EXERCISE BRIEF: Give back the records in their entirety, exactly.

(Excerpts from a dataset)
○ ○ ○ ○ ○ ○ ○
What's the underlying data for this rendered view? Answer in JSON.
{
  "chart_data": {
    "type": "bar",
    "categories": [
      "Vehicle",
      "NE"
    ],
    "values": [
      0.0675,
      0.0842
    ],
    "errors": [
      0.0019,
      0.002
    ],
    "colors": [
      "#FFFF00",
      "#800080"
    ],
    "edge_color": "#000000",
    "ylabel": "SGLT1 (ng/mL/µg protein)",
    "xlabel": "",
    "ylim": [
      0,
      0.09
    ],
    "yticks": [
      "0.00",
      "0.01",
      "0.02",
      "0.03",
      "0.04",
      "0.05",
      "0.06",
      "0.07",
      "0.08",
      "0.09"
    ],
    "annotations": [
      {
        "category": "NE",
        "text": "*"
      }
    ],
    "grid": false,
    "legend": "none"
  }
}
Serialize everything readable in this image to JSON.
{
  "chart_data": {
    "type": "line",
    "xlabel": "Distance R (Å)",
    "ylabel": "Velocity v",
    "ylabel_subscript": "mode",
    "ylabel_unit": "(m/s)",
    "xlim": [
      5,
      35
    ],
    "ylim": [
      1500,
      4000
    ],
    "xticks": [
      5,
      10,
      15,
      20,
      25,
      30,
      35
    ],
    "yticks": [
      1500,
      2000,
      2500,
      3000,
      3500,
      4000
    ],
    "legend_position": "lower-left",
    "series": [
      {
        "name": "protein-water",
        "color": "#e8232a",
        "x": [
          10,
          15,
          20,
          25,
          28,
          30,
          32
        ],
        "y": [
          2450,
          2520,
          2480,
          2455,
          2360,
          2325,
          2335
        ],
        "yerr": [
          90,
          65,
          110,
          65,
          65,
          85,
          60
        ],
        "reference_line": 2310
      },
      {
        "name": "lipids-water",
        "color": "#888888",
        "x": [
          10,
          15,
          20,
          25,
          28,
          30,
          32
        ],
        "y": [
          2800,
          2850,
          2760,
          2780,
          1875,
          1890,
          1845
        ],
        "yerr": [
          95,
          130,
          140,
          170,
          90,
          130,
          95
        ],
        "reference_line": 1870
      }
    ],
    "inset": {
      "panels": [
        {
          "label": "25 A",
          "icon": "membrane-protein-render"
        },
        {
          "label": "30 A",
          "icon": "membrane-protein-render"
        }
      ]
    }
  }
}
○ ○ ○ ○ ○ ○ ○
OUTPUT BELOW:
What's the underlying data for this rendered view? Answer in JSON.
{
  "chart_data": {
    "type": "bar",
    "categories": [
      "Vehicle",
      "NE"
    ],
    "values": [
      0.0675,
      0.0842
    ],
    "errors": [
      0.0019,
      0.002
    ],
    "colors": [
      "#FFFF00",
      "#800080"
    ],
    "edge_color": "#000000",
    "ylabel": "SGLT1 (ng/mL/µg protein)",
    "xlabel": "",
    "ylim": [
      0,
      0.09
    ],
    "yticks": [
      "0.00",
      "0.01",
      "0.02",
      "0.03",
      "0.04",
      "0.05",
      "0.06",
      "0.07",
      "0.08",
      "0.09"
    ],
    "annotations": [
      {
        "category": "NE",
        "text": "*"
      }
    ],
    "grid": false,
    "legend": "none"
  }
}
Serialize everything readable in this image to JSON.
{
  "chart_data": {
    "type": "line",
    "xlabel": "Distance R (Å)",
    "ylabel": "Velocity v",
    "ylabel_subscript": "mode",
    "ylabel_unit": "(m/s)",
    "xlim": [
      5,
      35
    ],
    "ylim": [
      1500,
      4000
    ],
    "xticks": [
      5,
      10,
      15,
      20,
      25,
      30,
      35
    ],
    "yticks": [
      1500,
      2000,
      2500,
      3000,
      3500,
      4000
    ],
    "legend_position": "lower-left",
    "series": [
      {
        "name": "protein-water",
        "color": "#e8232a",
        "x": [
          10,
          15,
          20,
          25,
          28,
          30,
          32
        ],
        "y": [
          2450,
          2520,
          2480,
          2455,
          2360,
          2325,
          2335
        ],
        "yerr": [
          90,
          65,
          110,
          65,
          65,
          85,
          60
        ],
        "reference_line": 2310
      },
      {
        "name": "lipids-water",
        "color": "#888888",
        "x": [
          10,
          15,
          20,
          25,
          28,
          30,
          32
        ],
        "y": [
          2800,
          2850,
          2760,
          2780,
          1875,
          1890,
          1845
        ],
        "yerr": [
          95,
          130,
          140,
          170,
          90,
          130,
          95
        ],
        "reference_line": 1870
      }
    ],
    "inset": {
      "panels": [
        {
          "label": "25 A",
          "icon": "membrane-protein-render"
        },
        {
          "label": "30 A",
          "icon": "membrane-protein-render"
        }
      ]
    }
  }
}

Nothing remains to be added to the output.